Dataset rows:
+++

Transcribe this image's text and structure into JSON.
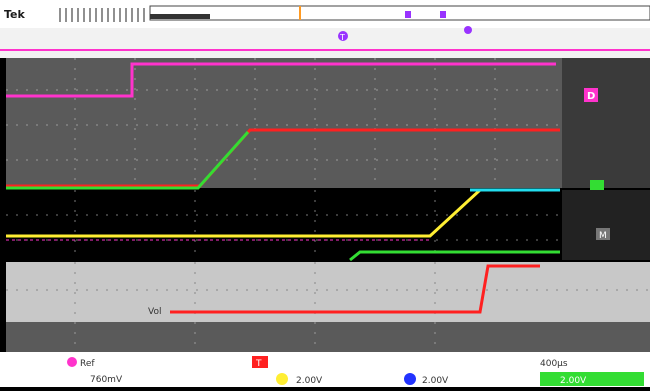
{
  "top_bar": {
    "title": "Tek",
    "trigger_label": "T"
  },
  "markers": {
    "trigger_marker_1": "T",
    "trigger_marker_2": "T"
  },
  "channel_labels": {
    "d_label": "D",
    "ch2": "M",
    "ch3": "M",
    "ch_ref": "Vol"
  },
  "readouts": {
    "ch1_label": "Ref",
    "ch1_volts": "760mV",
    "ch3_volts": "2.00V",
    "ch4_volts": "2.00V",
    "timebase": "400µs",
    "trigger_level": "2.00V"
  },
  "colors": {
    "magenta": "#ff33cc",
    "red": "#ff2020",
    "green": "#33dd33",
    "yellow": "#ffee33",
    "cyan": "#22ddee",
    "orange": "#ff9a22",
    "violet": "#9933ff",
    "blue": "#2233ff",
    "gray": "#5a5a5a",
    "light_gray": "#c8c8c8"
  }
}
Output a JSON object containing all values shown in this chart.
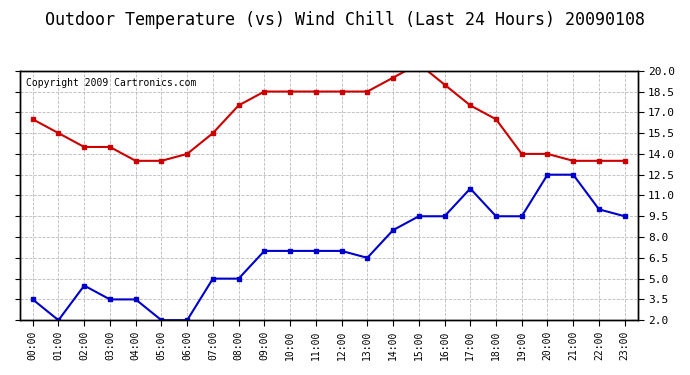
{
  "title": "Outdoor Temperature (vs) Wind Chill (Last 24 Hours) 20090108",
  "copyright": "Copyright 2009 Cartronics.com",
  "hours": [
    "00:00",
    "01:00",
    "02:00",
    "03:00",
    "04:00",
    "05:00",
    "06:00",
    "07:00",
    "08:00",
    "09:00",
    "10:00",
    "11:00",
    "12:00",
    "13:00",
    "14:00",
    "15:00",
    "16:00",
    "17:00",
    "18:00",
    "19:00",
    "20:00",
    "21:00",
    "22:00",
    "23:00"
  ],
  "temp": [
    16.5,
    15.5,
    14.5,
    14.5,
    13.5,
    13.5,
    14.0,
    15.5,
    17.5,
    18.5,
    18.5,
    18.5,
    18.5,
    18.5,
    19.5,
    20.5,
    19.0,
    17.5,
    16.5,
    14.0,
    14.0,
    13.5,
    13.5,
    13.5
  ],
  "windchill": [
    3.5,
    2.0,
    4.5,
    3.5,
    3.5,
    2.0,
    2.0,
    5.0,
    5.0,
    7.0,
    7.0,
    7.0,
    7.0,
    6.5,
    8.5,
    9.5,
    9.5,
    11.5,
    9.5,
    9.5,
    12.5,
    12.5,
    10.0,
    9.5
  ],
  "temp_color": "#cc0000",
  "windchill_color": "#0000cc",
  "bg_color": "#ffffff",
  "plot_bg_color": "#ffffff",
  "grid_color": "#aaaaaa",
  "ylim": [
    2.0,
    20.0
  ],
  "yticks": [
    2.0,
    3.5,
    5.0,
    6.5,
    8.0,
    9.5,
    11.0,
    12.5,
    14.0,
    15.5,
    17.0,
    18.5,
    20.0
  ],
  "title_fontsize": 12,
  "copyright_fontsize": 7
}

+++

Stated goal: Make an exact copy of every entry above, minus the images.

Exercise solution:
Transcribe this image's text and structure into JSON.
{
  "top_bar": {
    "title": "Tek",
    "trigger_label": "T"
  },
  "markers": {
    "trigger_marker_1": "T",
    "trigger_marker_2": "T"
  },
  "channel_labels": {
    "d_label": "D",
    "ch2": "M",
    "ch3": "M",
    "ch_ref": "Vol"
  },
  "readouts": {
    "ch1_label": "Ref",
    "ch1_volts": "760mV",
    "ch3_volts": "2.00V",
    "ch4_volts": "2.00V",
    "timebase": "400µs",
    "trigger_level": "2.00V"
  },
  "colors": {
    "magenta": "#ff33cc",
    "red": "#ff2020",
    "green": "#33dd33",
    "yellow": "#ffee33",
    "cyan": "#22ddee",
    "orange": "#ff9a22",
    "violet": "#9933ff",
    "blue": "#2233ff",
    "gray": "#5a5a5a",
    "light_gray": "#c8c8c8"
  }
}
Output a JSON object containing all values shown in this chart.
{
  "title": "Outdoor Temperature (vs) Wind Chill (Last 24 Hours) 20090108",
  "copyright": "Copyright 2009 Cartronics.com",
  "hours": [
    "00:00",
    "01:00",
    "02:00",
    "03:00",
    "04:00",
    "05:00",
    "06:00",
    "07:00",
    "08:00",
    "09:00",
    "10:00",
    "11:00",
    "12:00",
    "13:00",
    "14:00",
    "15:00",
    "16:00",
    "17:00",
    "18:00",
    "19:00",
    "20:00",
    "21:00",
    "22:00",
    "23:00"
  ],
  "temp": [
    16.5,
    15.5,
    14.5,
    14.5,
    13.5,
    13.5,
    14.0,
    15.5,
    17.5,
    18.5,
    18.5,
    18.5,
    18.5,
    18.5,
    19.5,
    20.5,
    19.0,
    17.5,
    16.5,
    14.0,
    14.0,
    13.5,
    13.5,
    13.5
  ],
  "windchill": [
    3.5,
    2.0,
    4.5,
    3.5,
    3.5,
    2.0,
    2.0,
    5.0,
    5.0,
    7.0,
    7.0,
    7.0,
    7.0,
    6.5,
    8.5,
    9.5,
    9.5,
    11.5,
    9.5,
    9.5,
    12.5,
    12.5,
    10.0,
    9.5
  ],
  "temp_color": "#cc0000",
  "windchill_color": "#0000cc",
  "bg_color": "#ffffff",
  "plot_bg_color": "#ffffff",
  "grid_color": "#aaaaaa",
  "ylim": [
    2.0,
    20.0
  ],
  "yticks": [
    2.0,
    3.5,
    5.0,
    6.5,
    8.0,
    9.5,
    11.0,
    12.5,
    14.0,
    15.5,
    17.0,
    18.5,
    20.0
  ],
  "title_fontsize": 12,
  "copyright_fontsize": 7
}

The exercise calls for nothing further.